■ The data ■
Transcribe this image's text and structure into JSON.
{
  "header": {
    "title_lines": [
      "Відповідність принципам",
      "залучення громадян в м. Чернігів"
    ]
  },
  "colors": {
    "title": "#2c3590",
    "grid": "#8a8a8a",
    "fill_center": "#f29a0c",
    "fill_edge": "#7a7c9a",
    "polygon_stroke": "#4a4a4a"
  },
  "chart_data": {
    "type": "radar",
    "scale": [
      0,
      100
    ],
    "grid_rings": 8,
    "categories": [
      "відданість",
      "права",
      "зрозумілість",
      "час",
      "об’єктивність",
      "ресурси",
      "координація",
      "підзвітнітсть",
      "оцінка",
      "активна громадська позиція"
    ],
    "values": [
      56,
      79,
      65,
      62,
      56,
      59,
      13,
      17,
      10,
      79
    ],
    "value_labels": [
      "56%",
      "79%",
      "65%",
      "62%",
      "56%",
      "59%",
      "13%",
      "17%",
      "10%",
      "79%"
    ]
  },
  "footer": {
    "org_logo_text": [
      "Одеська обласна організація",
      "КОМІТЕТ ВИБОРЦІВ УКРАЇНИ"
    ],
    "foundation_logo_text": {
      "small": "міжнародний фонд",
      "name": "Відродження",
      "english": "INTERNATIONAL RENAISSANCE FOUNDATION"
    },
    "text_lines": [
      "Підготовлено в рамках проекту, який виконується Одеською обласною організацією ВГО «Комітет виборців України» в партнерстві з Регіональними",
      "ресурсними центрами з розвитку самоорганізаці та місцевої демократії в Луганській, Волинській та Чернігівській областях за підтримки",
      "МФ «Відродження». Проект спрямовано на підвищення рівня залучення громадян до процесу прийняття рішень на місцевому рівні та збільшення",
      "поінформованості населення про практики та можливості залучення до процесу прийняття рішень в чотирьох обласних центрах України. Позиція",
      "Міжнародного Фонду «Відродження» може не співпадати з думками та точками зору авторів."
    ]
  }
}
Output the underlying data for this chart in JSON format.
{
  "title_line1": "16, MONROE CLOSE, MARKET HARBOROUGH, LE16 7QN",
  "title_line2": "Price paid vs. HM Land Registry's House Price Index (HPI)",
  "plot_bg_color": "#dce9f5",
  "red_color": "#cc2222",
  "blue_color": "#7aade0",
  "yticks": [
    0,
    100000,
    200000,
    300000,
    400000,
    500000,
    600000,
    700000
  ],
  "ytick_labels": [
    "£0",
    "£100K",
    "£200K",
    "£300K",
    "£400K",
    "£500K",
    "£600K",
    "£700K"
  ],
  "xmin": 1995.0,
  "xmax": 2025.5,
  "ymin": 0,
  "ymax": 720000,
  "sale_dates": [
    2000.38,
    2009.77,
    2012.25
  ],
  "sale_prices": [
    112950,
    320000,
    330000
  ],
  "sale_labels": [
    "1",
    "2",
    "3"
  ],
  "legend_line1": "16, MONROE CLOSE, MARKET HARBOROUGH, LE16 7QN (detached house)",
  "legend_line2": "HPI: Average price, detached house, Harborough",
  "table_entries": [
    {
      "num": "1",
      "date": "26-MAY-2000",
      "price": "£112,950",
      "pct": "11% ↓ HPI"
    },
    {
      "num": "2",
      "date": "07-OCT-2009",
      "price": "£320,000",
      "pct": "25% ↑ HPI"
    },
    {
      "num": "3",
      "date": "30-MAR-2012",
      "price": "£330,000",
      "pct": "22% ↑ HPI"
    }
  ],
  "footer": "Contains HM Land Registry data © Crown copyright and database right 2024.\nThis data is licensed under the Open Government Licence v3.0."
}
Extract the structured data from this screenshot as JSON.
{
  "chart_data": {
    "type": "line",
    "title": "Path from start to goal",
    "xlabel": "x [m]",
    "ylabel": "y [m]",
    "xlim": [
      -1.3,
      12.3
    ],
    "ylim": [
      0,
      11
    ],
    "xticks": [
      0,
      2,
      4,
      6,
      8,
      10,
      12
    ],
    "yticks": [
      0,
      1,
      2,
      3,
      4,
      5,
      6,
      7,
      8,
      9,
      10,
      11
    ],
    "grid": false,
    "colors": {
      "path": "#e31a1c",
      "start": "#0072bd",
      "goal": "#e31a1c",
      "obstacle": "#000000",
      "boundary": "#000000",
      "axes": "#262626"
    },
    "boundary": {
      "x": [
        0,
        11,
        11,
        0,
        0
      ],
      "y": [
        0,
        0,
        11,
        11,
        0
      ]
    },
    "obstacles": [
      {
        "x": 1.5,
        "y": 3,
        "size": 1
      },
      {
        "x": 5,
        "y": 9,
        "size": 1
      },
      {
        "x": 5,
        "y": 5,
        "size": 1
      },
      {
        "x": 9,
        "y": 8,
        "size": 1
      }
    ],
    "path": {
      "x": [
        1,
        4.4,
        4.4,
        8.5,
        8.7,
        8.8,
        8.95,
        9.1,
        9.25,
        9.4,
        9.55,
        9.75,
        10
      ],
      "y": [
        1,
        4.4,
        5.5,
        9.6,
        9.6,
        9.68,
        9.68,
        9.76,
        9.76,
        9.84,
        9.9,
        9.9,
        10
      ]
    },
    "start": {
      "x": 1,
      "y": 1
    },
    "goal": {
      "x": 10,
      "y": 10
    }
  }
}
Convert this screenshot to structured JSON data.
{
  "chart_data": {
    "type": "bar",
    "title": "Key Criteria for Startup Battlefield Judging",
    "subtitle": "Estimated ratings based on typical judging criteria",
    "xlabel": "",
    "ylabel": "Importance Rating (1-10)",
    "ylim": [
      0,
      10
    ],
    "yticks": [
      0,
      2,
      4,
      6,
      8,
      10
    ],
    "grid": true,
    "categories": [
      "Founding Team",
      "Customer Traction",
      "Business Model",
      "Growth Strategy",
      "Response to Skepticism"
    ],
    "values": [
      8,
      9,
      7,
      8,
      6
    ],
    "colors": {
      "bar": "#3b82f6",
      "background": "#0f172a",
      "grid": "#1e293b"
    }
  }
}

■ Task description ■
Review the material and copy each line in which the word "громадян" appears.

■ Written response ■
      "залучення громадян в м. Чернігів"
      "МФ «Відродження». Проект спрямовано на підвищення рівня залучення громадян до процесу прийняття рішень на місцевому рівні та збільшення",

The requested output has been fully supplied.